## [Task]
Lines before the one containing "What does this" are excluded; reproduce that line and all lines after it in the entries below, exactly.

## [Information shown]
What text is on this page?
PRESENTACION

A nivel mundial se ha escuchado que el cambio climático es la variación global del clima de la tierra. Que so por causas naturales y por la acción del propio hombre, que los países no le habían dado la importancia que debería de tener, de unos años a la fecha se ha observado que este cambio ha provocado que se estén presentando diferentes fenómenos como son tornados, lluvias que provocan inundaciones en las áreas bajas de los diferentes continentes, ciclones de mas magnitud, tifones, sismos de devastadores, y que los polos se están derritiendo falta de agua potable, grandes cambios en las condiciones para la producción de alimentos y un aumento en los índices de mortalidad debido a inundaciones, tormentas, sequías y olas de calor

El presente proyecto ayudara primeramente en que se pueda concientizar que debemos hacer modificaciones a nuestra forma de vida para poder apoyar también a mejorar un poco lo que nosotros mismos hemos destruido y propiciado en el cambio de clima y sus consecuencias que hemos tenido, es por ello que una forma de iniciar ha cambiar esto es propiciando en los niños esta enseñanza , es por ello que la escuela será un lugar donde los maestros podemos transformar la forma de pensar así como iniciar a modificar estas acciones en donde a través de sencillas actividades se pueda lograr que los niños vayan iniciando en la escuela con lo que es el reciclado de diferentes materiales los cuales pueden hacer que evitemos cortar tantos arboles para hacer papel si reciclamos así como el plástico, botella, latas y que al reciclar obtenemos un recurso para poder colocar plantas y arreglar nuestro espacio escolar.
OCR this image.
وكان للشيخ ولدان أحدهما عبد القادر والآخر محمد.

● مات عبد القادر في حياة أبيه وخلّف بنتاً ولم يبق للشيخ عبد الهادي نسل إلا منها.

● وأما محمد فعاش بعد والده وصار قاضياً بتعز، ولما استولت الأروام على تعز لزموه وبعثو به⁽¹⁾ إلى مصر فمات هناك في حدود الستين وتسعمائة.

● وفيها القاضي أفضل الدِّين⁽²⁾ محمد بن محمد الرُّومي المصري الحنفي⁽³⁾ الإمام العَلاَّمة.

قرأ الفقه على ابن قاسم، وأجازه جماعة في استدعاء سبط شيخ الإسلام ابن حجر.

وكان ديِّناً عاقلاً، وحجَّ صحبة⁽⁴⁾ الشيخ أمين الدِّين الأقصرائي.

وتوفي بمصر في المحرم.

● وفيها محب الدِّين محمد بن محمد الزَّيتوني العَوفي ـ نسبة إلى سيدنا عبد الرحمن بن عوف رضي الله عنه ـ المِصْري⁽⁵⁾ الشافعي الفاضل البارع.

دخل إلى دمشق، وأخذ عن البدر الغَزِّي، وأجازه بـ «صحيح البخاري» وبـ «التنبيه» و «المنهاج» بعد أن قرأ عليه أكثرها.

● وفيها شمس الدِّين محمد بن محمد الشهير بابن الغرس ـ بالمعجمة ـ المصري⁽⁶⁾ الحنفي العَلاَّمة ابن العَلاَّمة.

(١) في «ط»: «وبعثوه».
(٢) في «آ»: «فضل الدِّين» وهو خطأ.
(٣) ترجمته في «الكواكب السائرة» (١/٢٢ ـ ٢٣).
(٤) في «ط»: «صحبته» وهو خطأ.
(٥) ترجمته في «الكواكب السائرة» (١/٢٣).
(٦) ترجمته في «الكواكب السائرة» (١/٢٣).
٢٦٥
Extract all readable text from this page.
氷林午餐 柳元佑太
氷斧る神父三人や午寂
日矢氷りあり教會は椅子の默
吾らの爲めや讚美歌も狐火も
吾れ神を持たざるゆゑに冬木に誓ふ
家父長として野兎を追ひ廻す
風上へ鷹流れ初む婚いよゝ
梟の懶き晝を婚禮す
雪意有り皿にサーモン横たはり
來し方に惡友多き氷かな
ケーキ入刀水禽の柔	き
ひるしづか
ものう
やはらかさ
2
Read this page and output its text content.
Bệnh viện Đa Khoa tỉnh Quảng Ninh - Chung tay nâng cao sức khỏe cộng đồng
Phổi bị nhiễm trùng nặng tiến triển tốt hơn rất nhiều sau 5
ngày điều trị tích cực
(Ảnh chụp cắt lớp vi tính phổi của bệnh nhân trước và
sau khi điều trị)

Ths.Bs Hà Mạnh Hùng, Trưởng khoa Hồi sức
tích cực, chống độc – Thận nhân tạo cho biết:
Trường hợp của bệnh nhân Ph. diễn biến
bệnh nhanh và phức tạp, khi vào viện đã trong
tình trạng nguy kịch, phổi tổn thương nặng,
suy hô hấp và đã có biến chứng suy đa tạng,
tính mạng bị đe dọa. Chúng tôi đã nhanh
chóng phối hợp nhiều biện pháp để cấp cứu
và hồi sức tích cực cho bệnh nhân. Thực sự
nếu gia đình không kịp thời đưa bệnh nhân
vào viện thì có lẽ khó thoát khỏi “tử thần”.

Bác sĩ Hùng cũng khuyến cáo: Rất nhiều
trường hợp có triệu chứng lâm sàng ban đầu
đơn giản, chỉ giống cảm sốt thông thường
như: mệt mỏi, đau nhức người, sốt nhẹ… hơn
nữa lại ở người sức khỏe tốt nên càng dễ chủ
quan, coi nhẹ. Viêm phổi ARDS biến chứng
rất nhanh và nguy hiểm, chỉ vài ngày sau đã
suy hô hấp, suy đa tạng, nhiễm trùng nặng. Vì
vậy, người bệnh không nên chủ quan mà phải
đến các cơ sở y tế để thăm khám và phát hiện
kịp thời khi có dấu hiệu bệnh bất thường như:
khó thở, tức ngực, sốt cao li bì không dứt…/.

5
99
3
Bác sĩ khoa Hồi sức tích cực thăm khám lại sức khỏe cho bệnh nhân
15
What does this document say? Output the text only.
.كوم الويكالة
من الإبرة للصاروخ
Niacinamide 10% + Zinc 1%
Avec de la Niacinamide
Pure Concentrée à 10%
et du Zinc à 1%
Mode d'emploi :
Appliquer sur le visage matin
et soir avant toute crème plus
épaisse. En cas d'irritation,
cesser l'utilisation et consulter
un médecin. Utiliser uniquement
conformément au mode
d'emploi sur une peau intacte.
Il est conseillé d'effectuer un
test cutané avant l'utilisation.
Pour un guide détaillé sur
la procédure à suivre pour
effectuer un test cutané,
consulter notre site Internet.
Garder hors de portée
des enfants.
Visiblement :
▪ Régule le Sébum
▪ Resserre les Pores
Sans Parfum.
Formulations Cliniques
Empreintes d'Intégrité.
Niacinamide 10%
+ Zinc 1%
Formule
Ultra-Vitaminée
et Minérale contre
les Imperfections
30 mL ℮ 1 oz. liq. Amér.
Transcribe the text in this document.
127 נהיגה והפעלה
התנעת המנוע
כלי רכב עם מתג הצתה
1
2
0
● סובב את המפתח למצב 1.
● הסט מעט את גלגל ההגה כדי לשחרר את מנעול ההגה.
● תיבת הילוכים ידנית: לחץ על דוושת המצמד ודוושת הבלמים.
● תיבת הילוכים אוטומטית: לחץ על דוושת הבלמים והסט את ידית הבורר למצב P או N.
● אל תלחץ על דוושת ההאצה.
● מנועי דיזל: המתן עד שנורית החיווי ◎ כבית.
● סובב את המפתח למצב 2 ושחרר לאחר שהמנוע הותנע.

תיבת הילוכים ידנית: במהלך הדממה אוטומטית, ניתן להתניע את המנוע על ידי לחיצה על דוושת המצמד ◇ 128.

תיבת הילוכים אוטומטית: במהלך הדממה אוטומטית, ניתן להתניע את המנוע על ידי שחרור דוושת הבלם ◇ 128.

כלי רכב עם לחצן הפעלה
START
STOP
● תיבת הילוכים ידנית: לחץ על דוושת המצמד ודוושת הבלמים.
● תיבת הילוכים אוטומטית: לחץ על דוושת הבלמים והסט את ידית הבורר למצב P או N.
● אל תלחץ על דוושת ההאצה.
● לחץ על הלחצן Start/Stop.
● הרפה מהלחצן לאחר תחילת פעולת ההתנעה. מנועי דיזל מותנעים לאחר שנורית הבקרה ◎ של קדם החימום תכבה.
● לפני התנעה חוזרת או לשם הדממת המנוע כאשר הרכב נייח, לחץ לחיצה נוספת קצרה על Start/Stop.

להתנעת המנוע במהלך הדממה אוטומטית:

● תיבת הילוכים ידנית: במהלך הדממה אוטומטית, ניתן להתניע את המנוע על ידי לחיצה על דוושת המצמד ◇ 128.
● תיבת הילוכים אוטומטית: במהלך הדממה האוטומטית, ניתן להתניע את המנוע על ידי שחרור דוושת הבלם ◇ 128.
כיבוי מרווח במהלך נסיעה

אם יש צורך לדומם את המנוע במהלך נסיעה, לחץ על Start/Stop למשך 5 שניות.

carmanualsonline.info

## [In response]
What does this document say? Output the text only.
.كوم الويكالة
من الإبرة للصاروخ
Niacinamide 10% + Zinc 1%
Avec de la Niacinamide
Pure Concentrée à 10%
et du Zinc à 1%
Mode d'emploi :
Appliquer sur le visage matin
et soir avant toute crème plus
épaisse. En cas d'irritation,
cesser l'utilisation et consulter
un médecin. Utiliser uniquement
conformément au mode
d'emploi sur une peau intacte.
Il est conseillé d'effectuer un
test cutané avant l'utilisation.
Pour un guide détaillé sur
la procédure à suivre pour
effectuer un test cutané,
consulter notre site Internet.
Garder hors de portée
des enfants.
Visiblement :
▪ Régule le Sébum
▪ Resserre les Pores
Sans Parfum.
Formulations Cliniques
Empreintes d'Intégrité.
Niacinamide 10%
+ Zinc 1%
Formule
Ultra-Vitaminée
et Minérale contre
les Imperfections
30 mL ℮ 1 oz. liq. Amér.
Transcribe the text in this document.
127 נהיגה והפעלה
התנעת המנוע
כלי רכב עם מתג הצתה
1
2
0
● סובב את המפתח למצב 1.
● הסט מעט את גלגל ההגה כדי לשחרר את מנעול ההגה.
● תיבת הילוכים ידנית: לחץ על דוושת המצמד ודוושת הבלמים.
● תיבת הילוכים אוטומטית: לחץ על דוושת הבלמים והסט את ידית הבורר למצב P או N.
● אל תלחץ על דוושת ההאצה.
● מנועי דיזל: המתן עד שנורית החיווי ◎ כבית.
● סובב את המפתח למצב 2 ושחרר לאחר שהמנוע הותנע.

תיבת הילוכים ידנית: במהלך הדממה אוטומטית, ניתן להתניע את המנוע על ידי לחיצה על דוושת המצמד ◇ 128.

תיבת הילוכים אוטומטית: במהלך הדממה אוטומטית, ניתן להתניע את המנוע על ידי שחרור דוושת הבלם ◇ 128.

כלי רכב עם לחצן הפעלה
START
STOP
● תיבת הילוכים ידנית: לחץ על דוושת המצמד ודוושת הבלמים.
● תיבת הילוכים אוטומטית: לחץ על דוושת הבלמים והסט את ידית הבורר למצב P או N.
● אל תלחץ על דוושת ההאצה.
● לחץ על הלחצן Start/Stop.
● הרפה מהלחצן לאחר תחילת פעולת ההתנעה. מנועי דיזל מותנעים לאחר שנורית הבקרה ◎ של קדם החימום תכבה.
● לפני התנעה חוזרת או לשם הדממת המנוע כאשר הרכב נייח, לחץ לחיצה נוספת קצרה על Start/Stop.

להתנעת המנוע במהלך הדממה אוטומטית:

● תיבת הילוכים ידנית: במהלך הדממה אוטומטית, ניתן להתניע את המנוע על ידי לחיצה על דוושת המצמד ◇ 128.
● תיבת הילוכים אוטומטית: במהלך הדממה האוטומטית, ניתן להתניע את המנוע על ידי שחרור דוושת הבלם ◇ 128.
כיבוי מרווח במהלך נסיעה

אם יש צורך לדומם את המנוע במהלך נסיעה, לחץ על Start/Stop למשך 5 שניות.

carmanualsonline.info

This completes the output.